═════ Supplied material ═════

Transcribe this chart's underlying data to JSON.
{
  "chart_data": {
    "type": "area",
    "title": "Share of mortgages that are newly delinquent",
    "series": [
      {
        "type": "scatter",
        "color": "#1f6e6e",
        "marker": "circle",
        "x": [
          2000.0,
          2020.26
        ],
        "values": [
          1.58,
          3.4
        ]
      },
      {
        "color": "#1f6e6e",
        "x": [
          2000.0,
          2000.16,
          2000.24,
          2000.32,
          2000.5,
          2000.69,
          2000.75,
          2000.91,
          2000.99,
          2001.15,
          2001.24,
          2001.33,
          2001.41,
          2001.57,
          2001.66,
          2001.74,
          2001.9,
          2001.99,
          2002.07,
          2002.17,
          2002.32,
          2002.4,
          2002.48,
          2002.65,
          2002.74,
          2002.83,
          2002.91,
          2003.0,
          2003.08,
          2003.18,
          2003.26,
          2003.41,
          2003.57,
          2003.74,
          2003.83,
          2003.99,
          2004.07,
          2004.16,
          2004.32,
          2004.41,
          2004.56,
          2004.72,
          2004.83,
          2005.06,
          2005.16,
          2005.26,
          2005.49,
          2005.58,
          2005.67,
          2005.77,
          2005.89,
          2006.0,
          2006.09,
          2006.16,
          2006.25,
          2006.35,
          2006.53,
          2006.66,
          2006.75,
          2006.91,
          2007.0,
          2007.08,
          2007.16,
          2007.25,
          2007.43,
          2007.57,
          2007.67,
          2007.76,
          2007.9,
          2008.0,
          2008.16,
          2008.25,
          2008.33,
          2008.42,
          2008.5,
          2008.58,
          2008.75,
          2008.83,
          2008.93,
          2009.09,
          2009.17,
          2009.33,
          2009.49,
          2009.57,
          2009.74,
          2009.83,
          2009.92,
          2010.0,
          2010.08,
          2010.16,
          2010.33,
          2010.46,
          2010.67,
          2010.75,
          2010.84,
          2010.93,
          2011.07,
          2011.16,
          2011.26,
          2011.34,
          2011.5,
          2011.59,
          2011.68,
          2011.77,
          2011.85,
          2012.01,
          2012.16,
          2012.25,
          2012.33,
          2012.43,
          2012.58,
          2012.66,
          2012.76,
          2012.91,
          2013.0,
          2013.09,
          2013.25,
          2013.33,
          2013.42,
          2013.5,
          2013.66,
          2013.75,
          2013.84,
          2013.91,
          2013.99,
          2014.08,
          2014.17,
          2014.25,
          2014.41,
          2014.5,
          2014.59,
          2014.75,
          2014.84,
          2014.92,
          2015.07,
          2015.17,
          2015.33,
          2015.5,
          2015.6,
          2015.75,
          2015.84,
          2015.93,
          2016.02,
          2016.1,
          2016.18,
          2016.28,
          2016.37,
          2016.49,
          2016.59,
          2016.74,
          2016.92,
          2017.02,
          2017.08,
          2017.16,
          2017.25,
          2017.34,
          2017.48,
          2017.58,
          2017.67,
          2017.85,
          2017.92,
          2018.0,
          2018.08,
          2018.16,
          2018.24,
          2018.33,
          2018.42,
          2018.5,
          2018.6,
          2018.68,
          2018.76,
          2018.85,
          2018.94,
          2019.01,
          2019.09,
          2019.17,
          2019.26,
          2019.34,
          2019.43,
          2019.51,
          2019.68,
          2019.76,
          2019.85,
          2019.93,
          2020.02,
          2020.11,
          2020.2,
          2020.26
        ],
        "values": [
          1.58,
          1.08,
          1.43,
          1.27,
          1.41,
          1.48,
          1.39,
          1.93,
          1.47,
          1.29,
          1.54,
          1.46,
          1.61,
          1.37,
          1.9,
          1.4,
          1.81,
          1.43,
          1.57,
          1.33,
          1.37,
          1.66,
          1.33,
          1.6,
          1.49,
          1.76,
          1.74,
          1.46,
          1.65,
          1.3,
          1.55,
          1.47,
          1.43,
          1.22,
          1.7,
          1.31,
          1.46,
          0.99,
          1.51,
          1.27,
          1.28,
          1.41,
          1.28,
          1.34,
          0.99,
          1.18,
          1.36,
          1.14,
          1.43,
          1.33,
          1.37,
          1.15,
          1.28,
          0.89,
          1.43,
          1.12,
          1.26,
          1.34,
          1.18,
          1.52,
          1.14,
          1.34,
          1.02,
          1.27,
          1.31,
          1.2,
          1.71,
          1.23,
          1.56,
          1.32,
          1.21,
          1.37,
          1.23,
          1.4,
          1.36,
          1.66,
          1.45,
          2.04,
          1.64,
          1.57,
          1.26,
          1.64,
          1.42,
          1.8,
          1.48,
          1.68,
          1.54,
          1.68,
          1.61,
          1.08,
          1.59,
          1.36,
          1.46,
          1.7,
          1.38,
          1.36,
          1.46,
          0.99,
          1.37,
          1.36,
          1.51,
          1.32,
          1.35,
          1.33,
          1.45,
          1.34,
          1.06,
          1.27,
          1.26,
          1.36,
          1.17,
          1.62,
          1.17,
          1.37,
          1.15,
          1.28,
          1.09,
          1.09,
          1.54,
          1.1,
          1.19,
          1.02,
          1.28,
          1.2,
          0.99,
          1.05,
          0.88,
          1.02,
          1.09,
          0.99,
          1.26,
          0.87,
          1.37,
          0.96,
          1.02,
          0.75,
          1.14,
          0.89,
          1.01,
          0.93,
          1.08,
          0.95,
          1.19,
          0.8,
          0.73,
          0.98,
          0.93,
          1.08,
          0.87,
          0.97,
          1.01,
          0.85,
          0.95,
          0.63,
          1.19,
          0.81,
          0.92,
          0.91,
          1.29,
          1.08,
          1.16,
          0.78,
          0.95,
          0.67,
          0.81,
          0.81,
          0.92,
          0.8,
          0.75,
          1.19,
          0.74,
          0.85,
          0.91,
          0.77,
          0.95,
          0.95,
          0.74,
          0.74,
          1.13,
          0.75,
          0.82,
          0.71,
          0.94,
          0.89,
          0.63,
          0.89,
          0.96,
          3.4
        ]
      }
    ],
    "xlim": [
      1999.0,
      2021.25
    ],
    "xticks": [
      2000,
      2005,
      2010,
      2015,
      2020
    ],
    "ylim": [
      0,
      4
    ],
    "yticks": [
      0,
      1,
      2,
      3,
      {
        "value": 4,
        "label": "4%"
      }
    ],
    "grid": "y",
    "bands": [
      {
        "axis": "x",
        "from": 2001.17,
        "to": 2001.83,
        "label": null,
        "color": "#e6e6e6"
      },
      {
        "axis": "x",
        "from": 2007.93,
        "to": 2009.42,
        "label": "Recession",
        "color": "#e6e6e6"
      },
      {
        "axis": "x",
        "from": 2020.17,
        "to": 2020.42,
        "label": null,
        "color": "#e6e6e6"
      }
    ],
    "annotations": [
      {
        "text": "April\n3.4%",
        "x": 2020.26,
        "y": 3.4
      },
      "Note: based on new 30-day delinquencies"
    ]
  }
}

═════

§ Challenge:
All of the lines above need to be given again exactly.

§ Written solution:
Transcribe this chart's underlying data to JSON.
{
  "chart_data": {
    "type": "area",
    "title": "Share of mortgages that are newly delinquent",
    "series": [
      {
        "type": "scatter",
        "color": "#1f6e6e",
        "marker": "circle",
        "x": [
          2000.0,
          2020.26
        ],
        "values": [
          1.58,
          3.4
        ]
      },
      {
        "color": "#1f6e6e",
        "x": [
          2000.0,
          2000.16,
          2000.24,
          2000.32,
          2000.5,
          2000.69,
          2000.75,
          2000.91,
          2000.99,
          2001.15,
          2001.24,
          2001.33,
          2001.41,
          2001.57,
          2001.66,
          2001.74,
          2001.9,
          2001.99,
          2002.07,
          2002.17,
          2002.32,
          2002.4,
          2002.48,
          2002.65,
          2002.74,
          2002.83,
          2002.91,
          2003.0,
          2003.08,
          2003.18,
          2003.26,
          2003.41,
          2003.57,
          2003.74,
          2003.83,
          2003.99,
          2004.07,
          2004.16,
          2004.32,
          2004.41,
          2004.56,
          2004.72,
          2004.83,
          2005.06,
          2005.16,
          2005.26,
          2005.49,
          2005.58,
          2005.67,
          2005.77,
          2005.89,
          2006.0,
          2006.09,
          2006.16,
          2006.25,
          2006.35,
          2006.53,
          2006.66,
          2006.75,
          2006.91,
          2007.0,
          2007.08,
          2007.16,
          2007.25,
          2007.43,
          2007.57,
          2007.67,
          2007.76,
          2007.9,
          2008.0,
          2008.16,
          2008.25,
          2008.33,
          2008.42,
          2008.5,
          2008.58,
          2008.75,
          2008.83,
          2008.93,
          2009.09,
          2009.17,
          2009.33,
          2009.49,
          2009.57,
          2009.74,
          2009.83,
          2009.92,
          2010.0,
          2010.08,
          2010.16,
          2010.33,
          2010.46,
          2010.67,
          2010.75,
          2010.84,
          2010.93,
          2011.07,
          2011.16,
          2011.26,
          2011.34,
          2011.5,
          2011.59,
          2011.68,
          2011.77,
          2011.85,
          2012.01,
          2012.16,
          2012.25,
          2012.33,
          2012.43,
          2012.58,
          2012.66,
          2012.76,
          2012.91,
          2013.0,
          2013.09,
          2013.25,
          2013.33,
          2013.42,
          2013.5,
          2013.66,
          2013.75,
          2013.84,
          2013.91,
          2013.99,
          2014.08,
          2014.17,
          2014.25,
          2014.41,
          2014.5,
          2014.59,
          2014.75,
          2014.84,
          2014.92,
          2015.07,
          2015.17,
          2015.33,
          2015.5,
          2015.6,
          2015.75,
          2015.84,
          2015.93,
          2016.02,
          2016.1,
          2016.18,
          2016.28,
          2016.37,
          2016.49,
          2016.59,
          2016.74,
          2016.92,
          2017.02,
          2017.08,
          2017.16,
          2017.25,
          2017.34,
          2017.48,
          2017.58,
          2017.67,
          2017.85,
          2017.92,
          2018.0,
          2018.08,
          2018.16,
          2018.24,
          2018.33,
          2018.42,
          2018.5,
          2018.6,
          2018.68,
          2018.76,
          2018.85,
          2018.94,
          2019.01,
          2019.09,
          2019.17,
          2019.26,
          2019.34,
          2019.43,
          2019.51,
          2019.68,
          2019.76,
          2019.85,
          2019.93,
          2020.02,
          2020.11,
          2020.2,
          2020.26
        ],
        "values": [
          1.58,
          1.08,
          1.43,
          1.27,
          1.41,
          1.48,
          1.39,
          1.93,
          1.47,
          1.29,
          1.54,
          1.46,
          1.61,
          1.37,
          1.9,
          1.4,
          1.81,
          1.43,
          1.57,
          1.33,
          1.37,
          1.66,
          1.33,
          1.6,
          1.49,
          1.76,
          1.74,
          1.46,
          1.65,
          1.3,
          1.55,
          1.47,
          1.43,
          1.22,
          1.7,
          1.31,
          1.46,
          0.99,
          1.51,
          1.27,
          1.28,
          1.41,
          1.28,
          1.34,
          0.99,
          1.18,
          1.36,
          1.14,
          1.43,
          1.33,
          1.37,
          1.15,
          1.28,
          0.89,
          1.43,
          1.12,
          1.26,
          1.34,
          1.18,
          1.52,
          1.14,
          1.34,
          1.02,
          1.27,
          1.31,
          1.2,
          1.71,
          1.23,
          1.56,
          1.32,
          1.21,
          1.37,
          1.23,
          1.4,
          1.36,
          1.66,
          1.45,
          2.04,
          1.64,
          1.57,
          1.26,
          1.64,
          1.42,
          1.8,
          1.48,
          1.68,
          1.54,
          1.68,
          1.61,
          1.08,
          1.59,
          1.36,
          1.46,
          1.7,
          1.38,
          1.36,
          1.46,
          0.99,
          1.37,
          1.36,
          1.51,
          1.32,
          1.35,
          1.33,
          1.45,
          1.34,
          1.06,
          1.27,
          1.26,
          1.36,
          1.17,
          1.62,
          1.17,
          1.37,
          1.15,
          1.28,
          1.09,
          1.09,
          1.54,
          1.1,
          1.19,
          1.02,
          1.28,
          1.2,
          0.99,
          1.05,
          0.88,
          1.02,
          1.09,
          0.99,
          1.26,
          0.87,
          1.37,
          0.96,
          1.02,
          0.75,
          1.14,
          0.89,
          1.01,
          0.93,
          1.08,
          0.95,
          1.19,
          0.8,
          0.73,
          0.98,
          0.93,
          1.08,
          0.87,
          0.97,
          1.01,
          0.85,
          0.95,
          0.63,
          1.19,
          0.81,
          0.92,
          0.91,
          1.29,
          1.08,
          1.16,
          0.78,
          0.95,
          0.67,
          0.81,
          0.81,
          0.92,
          0.8,
          0.75,
          1.19,
          0.74,
          0.85,
          0.91,
          0.77,
          0.95,
          0.95,
          0.74,
          0.74,
          1.13,
          0.75,
          0.82,
          0.71,
          0.94,
          0.89,
          0.63,
          0.89,
          0.96,
          3.4
        ]
      }
    ],
    "xlim": [
      1999.0,
      2021.25
    ],
    "xticks": [
      2000,
      2005,
      2010,
      2015,
      2020
    ],
    "ylim": [
      0,
      4
    ],
    "yticks": [
      0,
      1,
      2,
      3,
      {
        "value": 4,
        "label": "4%"
      }
    ],
    "grid": "y",
    "bands": [
      {
        "axis": "x",
        "from": 2001.17,
        "to": 2001.83,
        "label": null,
        "color": "#e6e6e6"
      },
      {
        "axis": "x",
        "from": 2007.93,
        "to": 2009.42,
        "label": "Recession",
        "color": "#e6e6e6"
      },
      {
        "axis": "x",
        "from": 2020.17,
        "to": 2020.42,
        "label": null,
        "color": "#e6e6e6"
      }
    ],
    "annotations": [
      {
        "text": "April\n3.4%",
        "x": 2020.26,
        "y": 3.4
      },
      "Note: based on new 30-day delinquencies"
    ]
  }
}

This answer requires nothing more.